EXERCISE DETAILS =
Extract from the listing each line in which the word "type" appears.

STORED RECORDS =
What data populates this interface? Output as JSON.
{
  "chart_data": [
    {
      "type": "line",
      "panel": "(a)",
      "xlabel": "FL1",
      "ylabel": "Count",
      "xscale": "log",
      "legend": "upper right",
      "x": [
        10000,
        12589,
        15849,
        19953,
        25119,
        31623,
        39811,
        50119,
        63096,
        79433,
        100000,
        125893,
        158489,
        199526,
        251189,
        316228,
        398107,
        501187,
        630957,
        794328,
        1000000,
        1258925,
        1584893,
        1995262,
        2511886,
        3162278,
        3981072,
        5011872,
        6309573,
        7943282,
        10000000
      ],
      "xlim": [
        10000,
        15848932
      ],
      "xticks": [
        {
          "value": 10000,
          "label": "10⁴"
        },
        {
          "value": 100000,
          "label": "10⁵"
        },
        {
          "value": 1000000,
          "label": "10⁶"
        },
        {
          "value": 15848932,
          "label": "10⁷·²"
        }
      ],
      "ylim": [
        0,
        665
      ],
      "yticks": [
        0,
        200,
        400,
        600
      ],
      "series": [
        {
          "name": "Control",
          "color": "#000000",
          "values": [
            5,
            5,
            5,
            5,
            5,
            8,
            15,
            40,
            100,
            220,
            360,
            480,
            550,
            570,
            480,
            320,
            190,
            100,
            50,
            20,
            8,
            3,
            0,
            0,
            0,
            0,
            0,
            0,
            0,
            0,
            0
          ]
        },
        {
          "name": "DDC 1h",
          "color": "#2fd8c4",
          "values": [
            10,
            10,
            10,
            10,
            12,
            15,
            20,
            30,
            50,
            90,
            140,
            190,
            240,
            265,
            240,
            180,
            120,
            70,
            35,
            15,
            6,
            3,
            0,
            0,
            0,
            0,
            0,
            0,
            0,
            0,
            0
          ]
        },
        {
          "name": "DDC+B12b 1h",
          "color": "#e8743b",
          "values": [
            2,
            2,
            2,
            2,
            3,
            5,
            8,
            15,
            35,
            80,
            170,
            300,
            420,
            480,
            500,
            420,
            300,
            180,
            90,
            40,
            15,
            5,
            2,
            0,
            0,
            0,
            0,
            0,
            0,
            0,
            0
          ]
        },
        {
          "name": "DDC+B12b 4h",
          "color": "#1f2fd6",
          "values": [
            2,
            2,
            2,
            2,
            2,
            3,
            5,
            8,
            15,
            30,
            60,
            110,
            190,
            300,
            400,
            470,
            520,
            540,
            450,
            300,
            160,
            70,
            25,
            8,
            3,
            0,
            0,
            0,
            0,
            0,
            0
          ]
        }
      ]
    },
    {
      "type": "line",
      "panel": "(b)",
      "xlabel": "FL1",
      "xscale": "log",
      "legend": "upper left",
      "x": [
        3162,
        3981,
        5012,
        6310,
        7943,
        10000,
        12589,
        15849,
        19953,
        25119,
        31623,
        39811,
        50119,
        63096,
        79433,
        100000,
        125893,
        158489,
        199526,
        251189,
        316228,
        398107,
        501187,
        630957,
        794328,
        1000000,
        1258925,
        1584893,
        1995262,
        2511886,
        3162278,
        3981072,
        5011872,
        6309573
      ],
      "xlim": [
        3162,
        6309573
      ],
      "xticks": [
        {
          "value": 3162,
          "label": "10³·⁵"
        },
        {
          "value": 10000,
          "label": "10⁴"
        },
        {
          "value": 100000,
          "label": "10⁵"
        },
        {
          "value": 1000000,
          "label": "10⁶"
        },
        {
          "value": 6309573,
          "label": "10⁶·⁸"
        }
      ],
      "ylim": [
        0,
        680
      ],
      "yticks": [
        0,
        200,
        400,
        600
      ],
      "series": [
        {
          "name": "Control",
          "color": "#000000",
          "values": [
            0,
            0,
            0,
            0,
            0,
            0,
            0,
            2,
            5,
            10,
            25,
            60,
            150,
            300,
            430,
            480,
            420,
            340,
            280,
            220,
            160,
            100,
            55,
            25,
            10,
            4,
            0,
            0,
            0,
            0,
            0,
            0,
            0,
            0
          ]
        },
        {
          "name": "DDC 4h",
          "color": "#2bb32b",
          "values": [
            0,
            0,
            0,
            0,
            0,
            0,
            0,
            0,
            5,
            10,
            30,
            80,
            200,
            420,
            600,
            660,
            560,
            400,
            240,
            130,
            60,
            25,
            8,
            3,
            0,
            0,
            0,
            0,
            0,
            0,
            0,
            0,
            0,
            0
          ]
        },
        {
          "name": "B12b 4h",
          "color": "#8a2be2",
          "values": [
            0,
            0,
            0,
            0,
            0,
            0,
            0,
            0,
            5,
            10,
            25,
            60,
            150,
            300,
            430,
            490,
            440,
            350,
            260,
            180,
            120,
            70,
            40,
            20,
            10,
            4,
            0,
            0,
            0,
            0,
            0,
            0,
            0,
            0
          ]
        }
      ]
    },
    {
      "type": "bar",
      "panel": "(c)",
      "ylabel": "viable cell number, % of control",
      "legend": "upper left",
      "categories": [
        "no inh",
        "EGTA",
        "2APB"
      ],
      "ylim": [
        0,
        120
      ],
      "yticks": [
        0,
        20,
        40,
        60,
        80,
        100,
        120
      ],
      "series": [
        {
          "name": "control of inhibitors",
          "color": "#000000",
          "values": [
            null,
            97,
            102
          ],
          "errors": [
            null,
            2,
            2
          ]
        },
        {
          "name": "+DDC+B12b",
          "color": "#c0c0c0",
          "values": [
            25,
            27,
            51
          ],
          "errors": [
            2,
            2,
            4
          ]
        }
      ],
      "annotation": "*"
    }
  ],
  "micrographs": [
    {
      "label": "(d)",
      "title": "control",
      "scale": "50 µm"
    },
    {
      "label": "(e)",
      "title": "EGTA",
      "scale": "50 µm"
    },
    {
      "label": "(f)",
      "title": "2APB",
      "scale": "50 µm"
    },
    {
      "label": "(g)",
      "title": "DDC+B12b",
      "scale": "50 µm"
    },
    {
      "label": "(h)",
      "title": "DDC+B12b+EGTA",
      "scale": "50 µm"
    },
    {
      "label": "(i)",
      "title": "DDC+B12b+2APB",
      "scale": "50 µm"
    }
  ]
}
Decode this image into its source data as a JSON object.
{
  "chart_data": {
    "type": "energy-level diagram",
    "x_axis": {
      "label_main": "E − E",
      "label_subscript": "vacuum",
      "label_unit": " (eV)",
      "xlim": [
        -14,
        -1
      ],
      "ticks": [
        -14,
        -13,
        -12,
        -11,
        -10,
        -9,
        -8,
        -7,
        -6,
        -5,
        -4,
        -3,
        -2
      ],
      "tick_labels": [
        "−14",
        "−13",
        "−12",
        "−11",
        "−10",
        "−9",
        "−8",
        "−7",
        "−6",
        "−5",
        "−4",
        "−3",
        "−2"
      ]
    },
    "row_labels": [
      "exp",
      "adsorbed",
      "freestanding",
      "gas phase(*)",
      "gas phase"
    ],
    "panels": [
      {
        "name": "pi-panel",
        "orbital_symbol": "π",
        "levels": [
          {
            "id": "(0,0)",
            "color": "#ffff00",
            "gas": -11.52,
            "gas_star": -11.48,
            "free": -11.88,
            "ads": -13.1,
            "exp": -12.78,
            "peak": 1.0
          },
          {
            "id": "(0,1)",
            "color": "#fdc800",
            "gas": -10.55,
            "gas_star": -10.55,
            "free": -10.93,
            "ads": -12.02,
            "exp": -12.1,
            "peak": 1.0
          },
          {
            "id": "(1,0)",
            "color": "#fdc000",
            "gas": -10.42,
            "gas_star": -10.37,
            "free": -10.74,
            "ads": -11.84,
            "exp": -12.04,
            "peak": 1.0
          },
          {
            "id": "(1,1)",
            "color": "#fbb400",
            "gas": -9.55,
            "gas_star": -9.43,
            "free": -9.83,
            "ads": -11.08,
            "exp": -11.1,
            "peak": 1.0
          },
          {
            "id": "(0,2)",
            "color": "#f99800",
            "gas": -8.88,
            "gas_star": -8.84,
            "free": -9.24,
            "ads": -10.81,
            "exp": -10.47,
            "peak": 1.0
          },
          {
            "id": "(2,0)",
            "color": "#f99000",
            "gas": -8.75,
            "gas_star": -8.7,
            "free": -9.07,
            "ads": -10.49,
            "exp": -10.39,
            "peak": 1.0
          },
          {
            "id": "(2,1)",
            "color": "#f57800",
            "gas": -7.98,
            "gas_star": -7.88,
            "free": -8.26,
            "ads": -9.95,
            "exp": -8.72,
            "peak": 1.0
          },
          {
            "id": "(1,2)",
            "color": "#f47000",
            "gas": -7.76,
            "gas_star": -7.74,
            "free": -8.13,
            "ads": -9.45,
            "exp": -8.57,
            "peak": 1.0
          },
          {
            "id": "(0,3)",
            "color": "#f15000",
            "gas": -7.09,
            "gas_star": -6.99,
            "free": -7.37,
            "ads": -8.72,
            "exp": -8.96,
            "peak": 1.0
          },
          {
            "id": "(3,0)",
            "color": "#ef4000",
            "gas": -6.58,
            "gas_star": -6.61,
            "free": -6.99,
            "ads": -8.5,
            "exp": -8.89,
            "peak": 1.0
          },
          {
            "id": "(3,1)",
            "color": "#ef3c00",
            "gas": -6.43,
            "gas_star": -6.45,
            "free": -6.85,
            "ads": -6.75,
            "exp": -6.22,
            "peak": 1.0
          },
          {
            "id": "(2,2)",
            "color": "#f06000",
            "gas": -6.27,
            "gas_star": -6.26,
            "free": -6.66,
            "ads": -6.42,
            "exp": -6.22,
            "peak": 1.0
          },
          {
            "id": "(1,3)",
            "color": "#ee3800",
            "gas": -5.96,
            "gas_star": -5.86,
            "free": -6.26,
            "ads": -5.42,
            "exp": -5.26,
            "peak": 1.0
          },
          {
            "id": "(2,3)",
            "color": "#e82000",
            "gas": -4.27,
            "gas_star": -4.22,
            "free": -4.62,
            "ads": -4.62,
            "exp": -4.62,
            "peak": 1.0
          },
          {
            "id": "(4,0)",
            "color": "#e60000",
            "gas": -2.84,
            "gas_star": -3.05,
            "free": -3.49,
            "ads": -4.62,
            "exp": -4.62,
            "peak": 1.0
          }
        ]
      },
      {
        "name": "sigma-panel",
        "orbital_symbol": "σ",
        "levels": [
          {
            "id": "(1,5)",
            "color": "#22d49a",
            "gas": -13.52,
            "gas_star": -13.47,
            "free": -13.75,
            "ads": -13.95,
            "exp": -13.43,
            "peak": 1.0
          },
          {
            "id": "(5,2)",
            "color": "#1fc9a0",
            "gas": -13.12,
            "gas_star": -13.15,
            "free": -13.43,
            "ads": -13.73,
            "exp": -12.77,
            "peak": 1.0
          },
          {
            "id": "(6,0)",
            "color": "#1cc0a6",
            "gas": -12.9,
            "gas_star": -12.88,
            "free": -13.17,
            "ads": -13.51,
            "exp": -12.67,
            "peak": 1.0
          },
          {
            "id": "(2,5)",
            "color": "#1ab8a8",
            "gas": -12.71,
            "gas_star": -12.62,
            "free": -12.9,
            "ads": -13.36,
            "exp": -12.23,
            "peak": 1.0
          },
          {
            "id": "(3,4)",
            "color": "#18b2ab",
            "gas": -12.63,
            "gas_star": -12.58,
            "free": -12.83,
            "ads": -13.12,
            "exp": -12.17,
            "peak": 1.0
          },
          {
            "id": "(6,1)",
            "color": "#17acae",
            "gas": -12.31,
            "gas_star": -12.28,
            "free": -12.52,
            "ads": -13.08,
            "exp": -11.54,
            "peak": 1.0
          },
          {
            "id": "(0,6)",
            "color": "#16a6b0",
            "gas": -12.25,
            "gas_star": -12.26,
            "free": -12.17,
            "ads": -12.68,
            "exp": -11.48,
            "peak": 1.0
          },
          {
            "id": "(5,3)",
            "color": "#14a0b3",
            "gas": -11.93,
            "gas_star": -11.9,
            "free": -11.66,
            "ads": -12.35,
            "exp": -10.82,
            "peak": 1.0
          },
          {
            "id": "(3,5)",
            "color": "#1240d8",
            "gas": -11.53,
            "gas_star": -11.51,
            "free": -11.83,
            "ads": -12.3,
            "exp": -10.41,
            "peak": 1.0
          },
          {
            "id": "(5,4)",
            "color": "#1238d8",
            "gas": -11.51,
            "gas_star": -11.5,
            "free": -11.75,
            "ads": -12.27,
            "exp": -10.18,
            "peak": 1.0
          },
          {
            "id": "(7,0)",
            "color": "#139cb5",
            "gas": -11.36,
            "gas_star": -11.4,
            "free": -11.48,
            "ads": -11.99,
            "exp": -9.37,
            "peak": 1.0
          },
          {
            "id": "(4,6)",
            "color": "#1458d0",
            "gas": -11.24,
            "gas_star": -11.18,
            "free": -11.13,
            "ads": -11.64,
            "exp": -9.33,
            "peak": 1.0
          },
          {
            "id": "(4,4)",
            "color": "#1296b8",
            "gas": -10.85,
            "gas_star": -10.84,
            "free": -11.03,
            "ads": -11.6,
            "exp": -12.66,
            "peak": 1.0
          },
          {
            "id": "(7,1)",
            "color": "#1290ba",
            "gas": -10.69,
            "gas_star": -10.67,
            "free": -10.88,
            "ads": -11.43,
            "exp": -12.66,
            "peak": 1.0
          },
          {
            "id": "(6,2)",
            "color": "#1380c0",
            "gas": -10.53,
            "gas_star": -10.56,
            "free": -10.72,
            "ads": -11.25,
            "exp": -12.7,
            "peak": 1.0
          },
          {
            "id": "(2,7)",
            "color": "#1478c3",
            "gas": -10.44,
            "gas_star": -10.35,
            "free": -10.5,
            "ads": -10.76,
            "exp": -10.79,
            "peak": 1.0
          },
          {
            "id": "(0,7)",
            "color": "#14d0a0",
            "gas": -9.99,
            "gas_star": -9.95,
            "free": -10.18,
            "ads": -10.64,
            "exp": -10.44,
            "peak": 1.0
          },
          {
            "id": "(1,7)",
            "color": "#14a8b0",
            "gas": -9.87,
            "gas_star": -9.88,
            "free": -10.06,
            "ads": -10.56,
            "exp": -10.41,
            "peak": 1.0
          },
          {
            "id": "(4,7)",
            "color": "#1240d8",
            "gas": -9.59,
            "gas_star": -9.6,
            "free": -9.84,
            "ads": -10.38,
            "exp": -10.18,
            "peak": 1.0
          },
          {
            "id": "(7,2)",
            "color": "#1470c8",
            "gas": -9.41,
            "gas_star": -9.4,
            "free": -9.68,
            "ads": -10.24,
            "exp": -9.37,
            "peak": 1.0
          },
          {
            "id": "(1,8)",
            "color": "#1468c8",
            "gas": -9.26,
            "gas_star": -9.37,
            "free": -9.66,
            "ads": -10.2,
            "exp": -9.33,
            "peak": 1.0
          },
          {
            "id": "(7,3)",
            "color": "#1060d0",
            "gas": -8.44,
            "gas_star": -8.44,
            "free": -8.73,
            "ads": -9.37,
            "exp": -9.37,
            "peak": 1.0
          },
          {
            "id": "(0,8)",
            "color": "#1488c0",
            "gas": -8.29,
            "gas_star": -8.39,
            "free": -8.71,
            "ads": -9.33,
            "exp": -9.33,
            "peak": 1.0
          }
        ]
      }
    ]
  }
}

ANSWER TO THE EXERCISE =
      "type": "line",
      "type": "line",
      "type": "bar",
    "type": "energy-level diagram",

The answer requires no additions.